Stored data
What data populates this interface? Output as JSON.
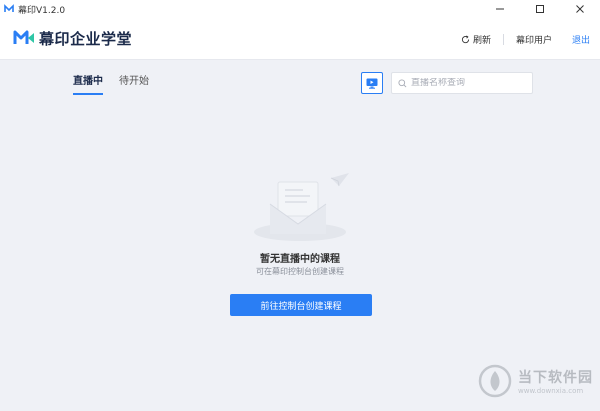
{
  "window": {
    "title": "幕印V1.2.0",
    "controls": [
      "minimize",
      "maximize",
      "close"
    ]
  },
  "header": {
    "logo_text": "幕印企业学堂",
    "refresh_label": "刷新",
    "user_label": "幕印用户",
    "logout_label": "退出"
  },
  "tabs": [
    {
      "label": "直播中",
      "active": true
    },
    {
      "label": "待开始",
      "active": false
    }
  ],
  "search": {
    "placeholder": "直播名称查询",
    "value": ""
  },
  "empty_state": {
    "title": "暂无直播中的课程",
    "subtitle": "可在幕印控制台创建课程",
    "button_label": "前往控制台创建课程"
  },
  "watermark": {
    "text": "当下软件园",
    "url": "www.downxia.com"
  },
  "colors": {
    "accent": "#2a7ef4",
    "background": "#eff1f6",
    "header_bg": "#ffffff"
  }
}
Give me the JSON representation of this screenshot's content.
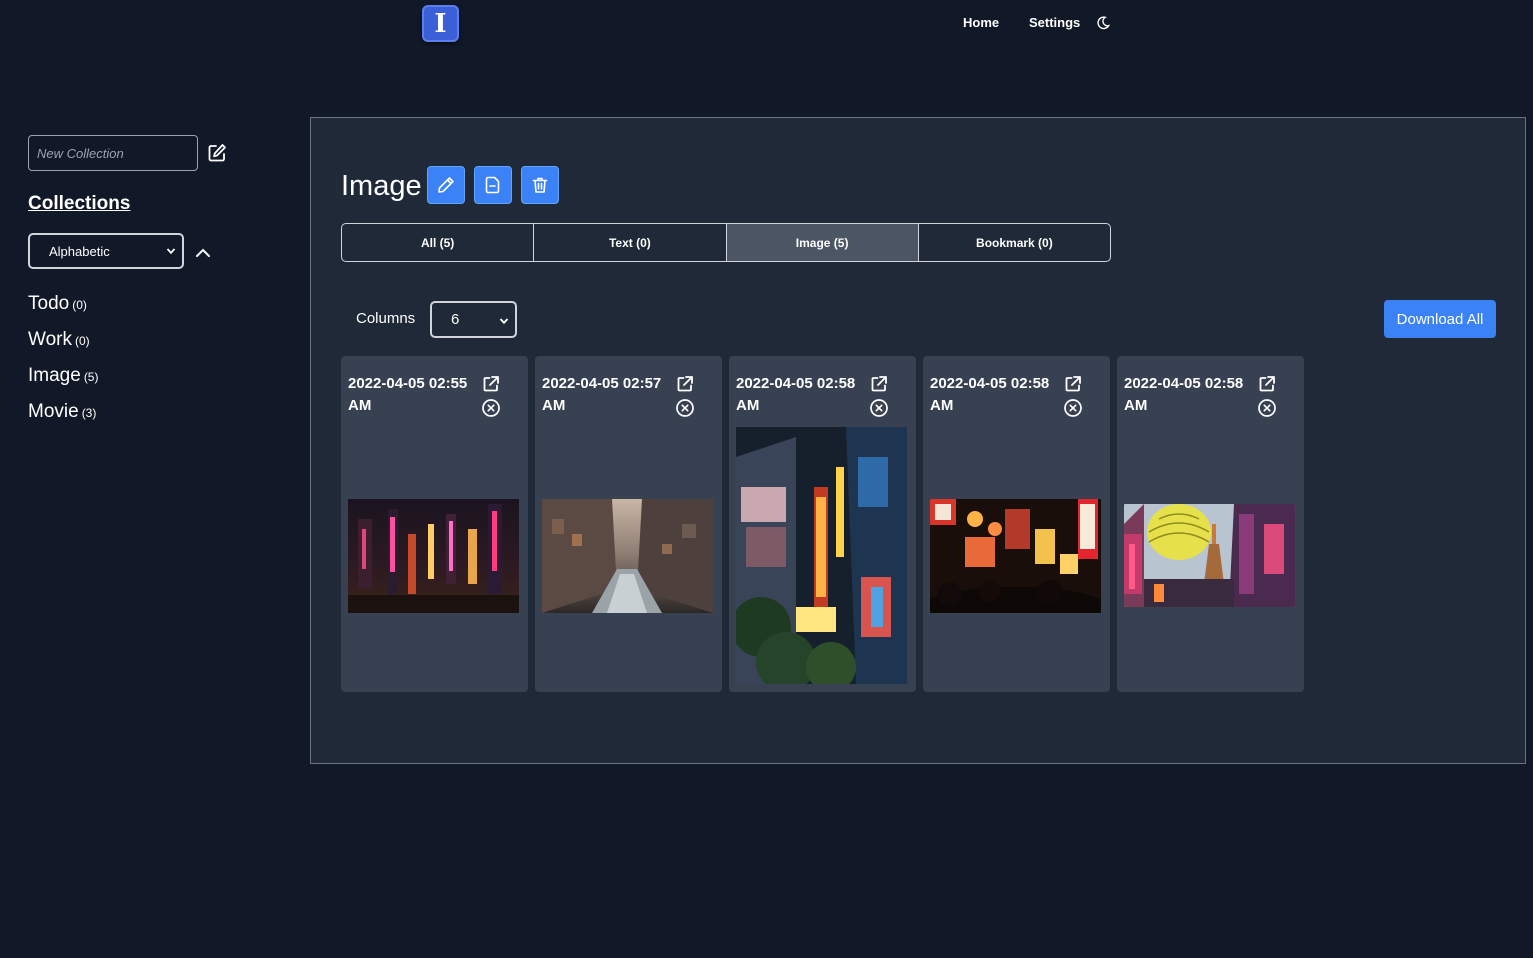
{
  "nav": {
    "logo_glyph": "I",
    "home_label": "Home",
    "settings_label": "Settings",
    "theme_icon": "moon-icon"
  },
  "sidebar": {
    "new_collection_placeholder": "New Collection",
    "collections_title": "Collections",
    "sort_value": "Alphabetic",
    "collections": [
      {
        "name": "Todo",
        "count": "(0)"
      },
      {
        "name": "Work",
        "count": "(0)"
      },
      {
        "name": "Image",
        "count": "(5)"
      },
      {
        "name": "Movie",
        "count": "(3)"
      }
    ]
  },
  "main": {
    "title": "Image",
    "tabs": [
      {
        "label": "All (5)",
        "active": false
      },
      {
        "label": "Text (0)",
        "active": false
      },
      {
        "label": "Image (5)",
        "active": true
      },
      {
        "label": "Bookmark (0)",
        "active": false
      }
    ],
    "columns_label": "Columns",
    "columns_value": "6",
    "download_label": "Download All",
    "cards": [
      {
        "date": "2022-04-05 02:55 AM",
        "image": "neon city street at night"
      },
      {
        "date": "2022-04-05 02:57 AM",
        "image": "canal between buildings"
      },
      {
        "date": "2022-04-05 02:58 AM",
        "image": "vertical neon signs street"
      },
      {
        "date": "2022-04-05 02:58 AM",
        "image": "crowded neon alley"
      },
      {
        "date": "2022-04-05 02:58 AM",
        "image": "yellow lantern and tower"
      }
    ]
  },
  "colors": {
    "background": "#111827",
    "panel": "#1f2937",
    "card": "#374151",
    "accent": "#3b82f6",
    "active_tab": "#4b5563"
  }
}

#### [THE REQUEST]
Write every record out again exactly; no pictures belong in the copy.

#### [TASK RESULT]
What data populates this interface? Output as JSON.
{
  "window": {
    "title": "幕印V1.2.0",
    "controls": [
      "minimize",
      "maximize",
      "close"
    ]
  },
  "header": {
    "logo_text": "幕印企业学堂",
    "refresh_label": "刷新",
    "user_label": "幕印用户",
    "logout_label": "退出"
  },
  "tabs": [
    {
      "label": "直播中",
      "active": true
    },
    {
      "label": "待开始",
      "active": false
    }
  ],
  "search": {
    "placeholder": "直播名称查询",
    "value": ""
  },
  "empty_state": {
    "title": "暂无直播中的课程",
    "subtitle": "可在幕印控制台创建课程",
    "button_label": "前往控制台创建课程"
  },
  "watermark": {
    "text": "当下软件园",
    "url": "www.downxia.com"
  },
  "colors": {
    "accent": "#2a7ef4",
    "background": "#eff1f6",
    "header_bg": "#ffffff"
  }
}
Give me the JSON representation of this screenshot's content.
{
  "nav": {
    "logo_glyph": "I",
    "home_label": "Home",
    "settings_label": "Settings",
    "theme_icon": "moon-icon"
  },
  "sidebar": {
    "new_collection_placeholder": "New Collection",
    "collections_title": "Collections",
    "sort_value": "Alphabetic",
    "collections": [
      {
        "name": "Todo",
        "count": "(0)"
      },
      {
        "name": "Work",
        "count": "(0)"
      },
      {
        "name": "Image",
        "count": "(5)"
      },
      {
        "name": "Movie",
        "count": "(3)"
      }
    ]
  },
  "main": {
    "title": "Image",
    "tabs": [
      {
        "label": "All (5)",
        "active": false
      },
      {
        "label": "Text (0)",
        "active": false
      },
      {
        "label": "Image (5)",
        "active": true
      },
      {
        "label": "Bookmark (0)",
        "active": false
      }
    ],
    "columns_label": "Columns",
    "columns_value": "6",
    "download_label": "Download All",
    "cards": [
      {
        "date": "2022-04-05 02:55 AM",
        "image": "neon city street at night"
      },
      {
        "date": "2022-04-05 02:57 AM",
        "image": "canal between buildings"
      },
      {
        "date": "2022-04-05 02:58 AM",
        "image": "vertical neon signs street"
      },
      {
        "date": "2022-04-05 02:58 AM",
        "image": "crowded neon alley"
      },
      {
        "date": "2022-04-05 02:58 AM",
        "image": "yellow lantern and tower"
      }
    ]
  },
  "colors": {
    "background": "#111827",
    "panel": "#1f2937",
    "card": "#374151",
    "accent": "#3b82f6",
    "active_tab": "#4b5563"
  }
}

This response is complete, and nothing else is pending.